Each entry below is to be written out exactly, and the pictures are to be left out.

☆ ☆ ☆

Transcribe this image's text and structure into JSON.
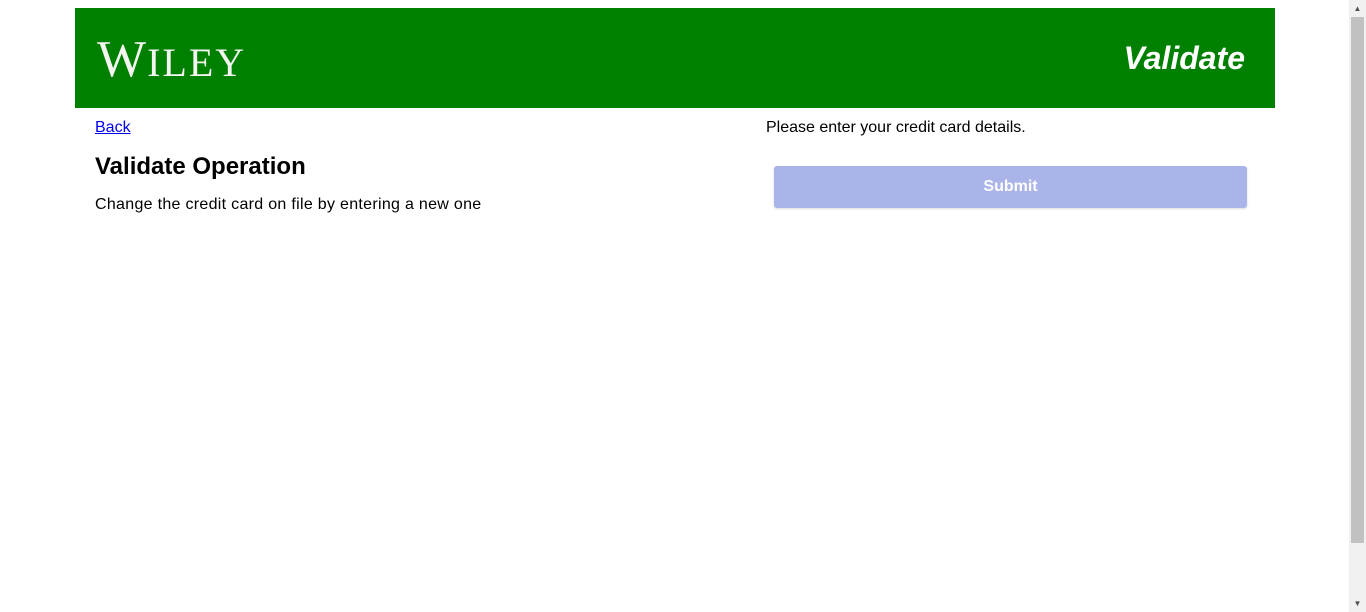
{
  "header": {
    "logo_text": "WILEY",
    "logo_first": "W",
    "logo_rest": "ILEY",
    "title": "Validate"
  },
  "left": {
    "back_link": "Back",
    "operation_title": "Validate Operation",
    "operation_description": "Change the credit card on file by entering a new one"
  },
  "right": {
    "instructions": "Please enter your credit card details.",
    "submit_label": "Submit"
  },
  "colors": {
    "header_bg": "#008000",
    "submit_bg": "#aab4e8",
    "link": "#0000ee"
  },
  "icons": {
    "scroll_up": "scroll-up-arrow-icon",
    "scroll_down": "scroll-down-arrow-icon"
  }
}
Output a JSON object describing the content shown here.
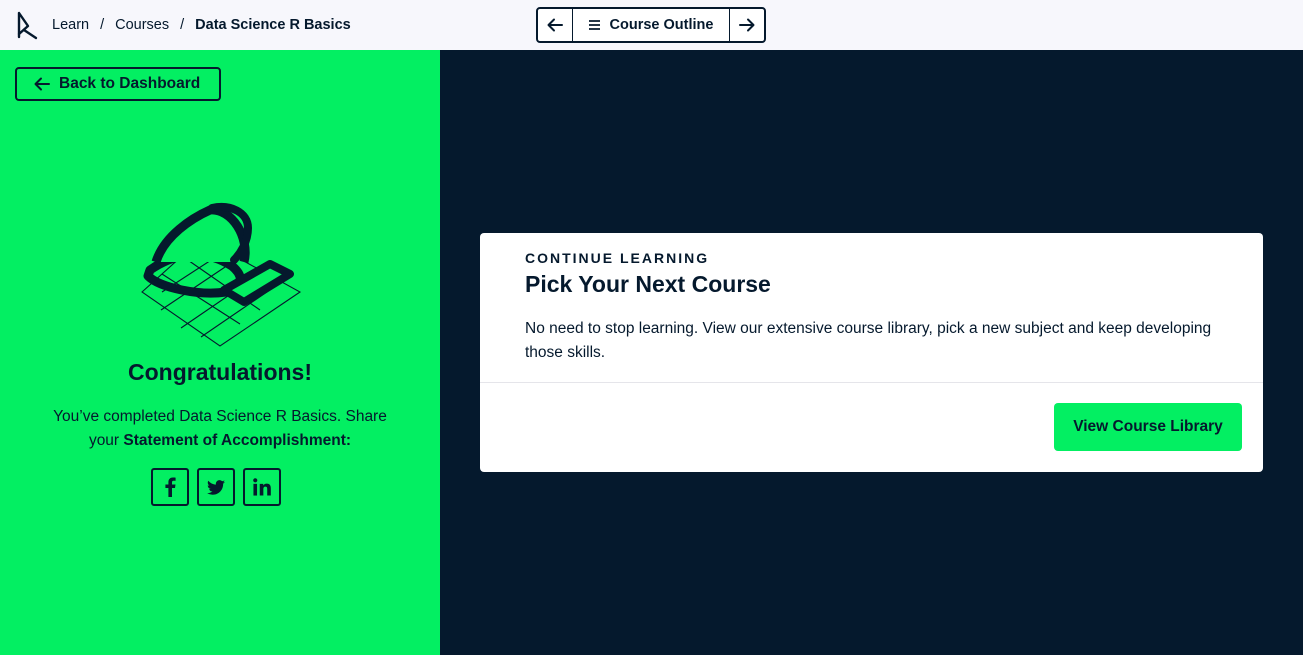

☆ ☆ ☆

▶ _The completed task_:
Transcribe this image's text and structure into JSON.
{
  "header": {
    "logo_text": "WILEY",
    "logo_first": "W",
    "logo_rest": "ILEY",
    "title": "Validate"
  },
  "left": {
    "back_link": "Back",
    "operation_title": "Validate Operation",
    "operation_description": "Change the credit card on file by entering a new one"
  },
  "right": {
    "instructions": "Please enter your credit card details.",
    "submit_label": "Submit"
  },
  "colors": {
    "header_bg": "#008000",
    "submit_bg": "#aab4e8",
    "link": "#0000ee"
  },
  "icons": {
    "scroll_up": "scroll-up-arrow-icon",
    "scroll_down": "scroll-down-arrow-icon"
  }
}
Output a JSON object describing the content shown here.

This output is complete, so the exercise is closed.